Source material –
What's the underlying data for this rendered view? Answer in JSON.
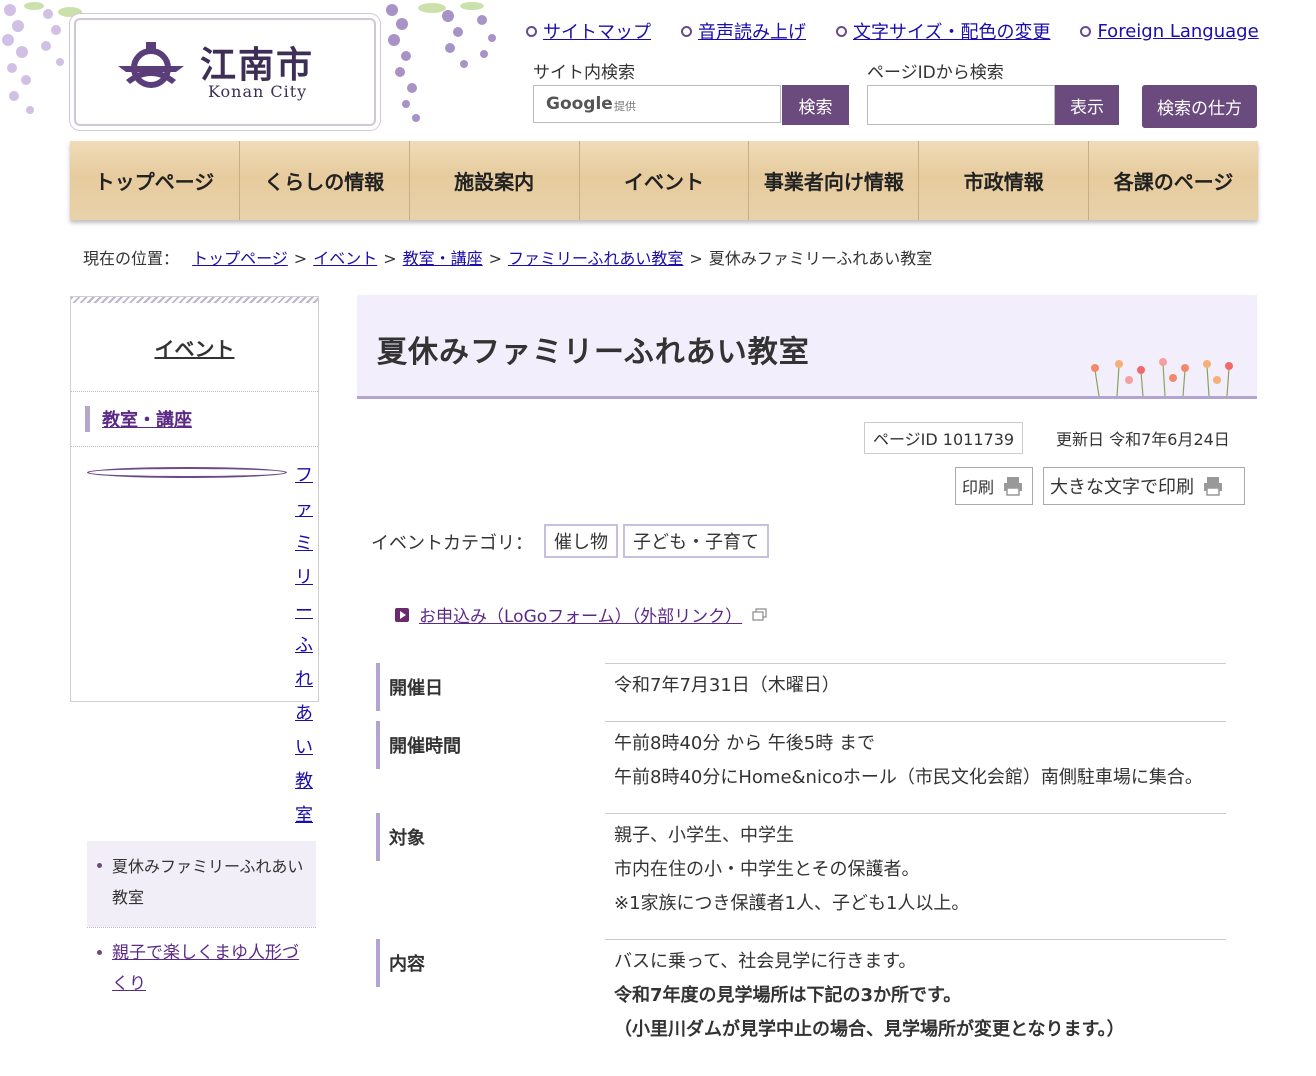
{
  "header": {
    "logo_title": "江南市",
    "logo_sub": "Konan City",
    "util_links": [
      "サイトマップ",
      "音声読み上げ",
      "文字サイズ・配色の変更",
      "Foreign Language"
    ],
    "site_search_label": "サイト内検索",
    "google_mark": "Google",
    "google_sub": "提供",
    "search_button": "検索",
    "pageid_label": "ページIDから検索",
    "show_button": "表示",
    "howto_button": "検索の仕方"
  },
  "nav": [
    "トップページ",
    "くらしの情報",
    "施設案内",
    "イベント",
    "事業者向け情報",
    "市政情報",
    "各課のページ"
  ],
  "breadcrumb": {
    "prefix": "現在の位置：",
    "links": [
      "トップページ",
      "イベント",
      "教室・講座",
      "ファミリーふれあい教室"
    ],
    "current": "夏休みファミリーふれあい教室",
    "sep": ">"
  },
  "sidebar": {
    "heading": "イベント",
    "category": "教室・講座",
    "sub": "ファミリーふれあい教室",
    "current": "夏休みファミリーふれあい教室",
    "other": "親子で楽しくまゆ人形づくり"
  },
  "main": {
    "title": "夏休みファミリーふれあい教室",
    "page_id": "ページID 1011739",
    "updated": "更新日 令和7年6月24日",
    "print": "印刷",
    "print_large": "大きな文字で印刷",
    "category_label": "イベントカテゴリ：",
    "categories": [
      "催し物",
      "子ども・子育て"
    ],
    "apply_link": "お申込み（LoGoフォーム）（外部リンク）",
    "info": [
      {
        "label": "開催日",
        "values": [
          "令和7年7月31日（木曜日）"
        ]
      },
      {
        "label": "開催時間",
        "values": [
          "午前8時40分 から 午後5時 まで",
          "午前8時40分にHome&nicoホール（市民文化会館）南側駐車場に集合。"
        ]
      },
      {
        "label": "対象",
        "values": [
          "親子、小学生、中学生",
          "市内在住の小・中学生とその保護者。",
          "※1家族につき保護者1人、子ども1人以上。"
        ]
      },
      {
        "label": "内容",
        "values": [
          "バスに乗って、社会見学に行きます。",
          "令和7年度の見学場所は下記の3か所です。",
          "（小里川ダムが見学中止の場合、見学場所が変更となります。）"
        ]
      }
    ]
  },
  "colors": {
    "accent": "#6b4a7e",
    "nav_wood": "#e6cb9d",
    "title_band": "#f3eefb"
  }
}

What is asked – Repeat the records above exactly, leaving out the pictures.

Response –
What's the underlying data for this rendered view? Answer in JSON.
{
  "header": {
    "logo_title": "江南市",
    "logo_sub": "Konan City",
    "util_links": [
      "サイトマップ",
      "音声読み上げ",
      "文字サイズ・配色の変更",
      "Foreign Language"
    ],
    "site_search_label": "サイト内検索",
    "google_mark": "Google",
    "google_sub": "提供",
    "search_button": "検索",
    "pageid_label": "ページIDから検索",
    "show_button": "表示",
    "howto_button": "検索の仕方"
  },
  "nav": [
    "トップページ",
    "くらしの情報",
    "施設案内",
    "イベント",
    "事業者向け情報",
    "市政情報",
    "各課のページ"
  ],
  "breadcrumb": {
    "prefix": "現在の位置：",
    "links": [
      "トップページ",
      "イベント",
      "教室・講座",
      "ファミリーふれあい教室"
    ],
    "current": "夏休みファミリーふれあい教室",
    "sep": ">"
  },
  "sidebar": {
    "heading": "イベント",
    "category": "教室・講座",
    "sub": "ファミリーふれあい教室",
    "current": "夏休みファミリーふれあい教室",
    "other": "親子で楽しくまゆ人形づくり"
  },
  "main": {
    "title": "夏休みファミリーふれあい教室",
    "page_id": "ページID 1011739",
    "updated": "更新日 令和7年6月24日",
    "print": "印刷",
    "print_large": "大きな文字で印刷",
    "category_label": "イベントカテゴリ：",
    "categories": [
      "催し物",
      "子ども・子育て"
    ],
    "apply_link": "お申込み（LoGoフォーム）（外部リンク）",
    "info": [
      {
        "label": "開催日",
        "values": [
          "令和7年7月31日（木曜日）"
        ]
      },
      {
        "label": "開催時間",
        "values": [
          "午前8時40分 から 午後5時 まで",
          "午前8時40分にHome&nicoホール（市民文化会館）南側駐車場に集合。"
        ]
      },
      {
        "label": "対象",
        "values": [
          "親子、小学生、中学生",
          "市内在住の小・中学生とその保護者。",
          "※1家族につき保護者1人、子ども1人以上。"
        ]
      },
      {
        "label": "内容",
        "values": [
          "バスに乗って、社会見学に行きます。",
          "令和7年度の見学場所は下記の3か所です。",
          "（小里川ダムが見学中止の場合、見学場所が変更となります。）"
        ]
      }
    ]
  },
  "colors": {
    "accent": "#6b4a7e",
    "nav_wood": "#e6cb9d",
    "title_band": "#f3eefb"
  }
}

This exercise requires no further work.